**Data records:**
..............................

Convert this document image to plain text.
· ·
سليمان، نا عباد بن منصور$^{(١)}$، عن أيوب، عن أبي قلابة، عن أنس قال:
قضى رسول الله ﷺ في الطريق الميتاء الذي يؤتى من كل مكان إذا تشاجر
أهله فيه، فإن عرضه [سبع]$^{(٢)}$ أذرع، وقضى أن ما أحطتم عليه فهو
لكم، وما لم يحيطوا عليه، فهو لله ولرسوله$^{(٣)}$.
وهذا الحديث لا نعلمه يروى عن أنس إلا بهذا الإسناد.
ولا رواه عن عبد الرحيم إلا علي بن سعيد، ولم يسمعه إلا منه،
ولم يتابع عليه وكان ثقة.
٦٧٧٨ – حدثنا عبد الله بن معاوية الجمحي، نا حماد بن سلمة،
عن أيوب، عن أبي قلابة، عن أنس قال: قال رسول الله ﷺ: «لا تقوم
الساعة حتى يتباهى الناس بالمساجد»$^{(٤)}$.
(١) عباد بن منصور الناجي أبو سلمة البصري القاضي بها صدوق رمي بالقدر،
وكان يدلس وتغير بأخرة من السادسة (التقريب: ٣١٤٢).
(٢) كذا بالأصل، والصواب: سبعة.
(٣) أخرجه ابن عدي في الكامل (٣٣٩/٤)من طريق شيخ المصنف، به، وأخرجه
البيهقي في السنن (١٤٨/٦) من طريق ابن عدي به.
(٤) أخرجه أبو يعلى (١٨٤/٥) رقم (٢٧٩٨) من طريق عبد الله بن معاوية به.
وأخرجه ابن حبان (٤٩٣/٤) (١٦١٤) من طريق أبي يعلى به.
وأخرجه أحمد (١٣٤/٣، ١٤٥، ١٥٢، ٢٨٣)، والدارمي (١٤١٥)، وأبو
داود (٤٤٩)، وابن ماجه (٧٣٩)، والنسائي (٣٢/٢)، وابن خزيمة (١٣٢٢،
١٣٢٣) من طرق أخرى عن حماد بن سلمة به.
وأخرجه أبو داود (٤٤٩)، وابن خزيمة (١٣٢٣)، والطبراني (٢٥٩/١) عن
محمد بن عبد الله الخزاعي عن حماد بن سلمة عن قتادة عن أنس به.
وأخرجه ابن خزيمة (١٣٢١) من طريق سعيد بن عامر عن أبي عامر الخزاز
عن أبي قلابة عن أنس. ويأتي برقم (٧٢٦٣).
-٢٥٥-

..............................

**TASK STATEMENT:**
Nothing should be changed: write out all of the data as is.

**ANSWER IN FULL:**
Convert this document image to plain text.
· ·
سليمان، نا عباد بن منصور$^{(١)}$، عن أيوب، عن أبي قلابة، عن أنس قال:
قضى رسول الله ﷺ في الطريق الميتاء الذي يؤتى من كل مكان إذا تشاجر
أهله فيه، فإن عرضه [سبع]$^{(٢)}$ أذرع، وقضى أن ما أحطتم عليه فهو
لكم، وما لم يحيطوا عليه، فهو لله ولرسوله$^{(٣)}$.
وهذا الحديث لا نعلمه يروى عن أنس إلا بهذا الإسناد.
ولا رواه عن عبد الرحيم إلا علي بن سعيد، ولم يسمعه إلا منه،
ولم يتابع عليه وكان ثقة.
٦٧٧٨ – حدثنا عبد الله بن معاوية الجمحي، نا حماد بن سلمة،
عن أيوب، عن أبي قلابة، عن أنس قال: قال رسول الله ﷺ: «لا تقوم
الساعة حتى يتباهى الناس بالمساجد»$^{(٤)}$.
(١) عباد بن منصور الناجي أبو سلمة البصري القاضي بها صدوق رمي بالقدر،
وكان يدلس وتغير بأخرة من السادسة (التقريب: ٣١٤٢).
(٢) كذا بالأصل، والصواب: سبعة.
(٣) أخرجه ابن عدي في الكامل (٣٣٩/٤)من طريق شيخ المصنف، به، وأخرجه
البيهقي في السنن (١٤٨/٦) من طريق ابن عدي به.
(٤) أخرجه أبو يعلى (١٨٤/٥) رقم (٢٧٩٨) من طريق عبد الله بن معاوية به.
وأخرجه ابن حبان (٤٩٣/٤) (١٦١٤) من طريق أبي يعلى به.
وأخرجه أحمد (١٣٤/٣، ١٤٥، ١٥٢، ٢٨٣)، والدارمي (١٤١٥)، وأبو
داود (٤٤٩)، وابن ماجه (٧٣٩)، والنسائي (٣٢/٢)، وابن خزيمة (١٣٢٢،
١٣٢٣) من طرق أخرى عن حماد بن سلمة به.
وأخرجه أبو داود (٤٤٩)، وابن خزيمة (١٣٢٣)، والطبراني (٢٥٩/١) عن
محمد بن عبد الله الخزاعي عن حماد بن سلمة عن قتادة عن أنس به.
وأخرجه ابن خزيمة (١٣٢١) من طريق سعيد بن عامر عن أبي عامر الخزاز
عن أبي قلابة عن أنس. ويأتي برقم (٧٢٦٣).
-٢٥٥-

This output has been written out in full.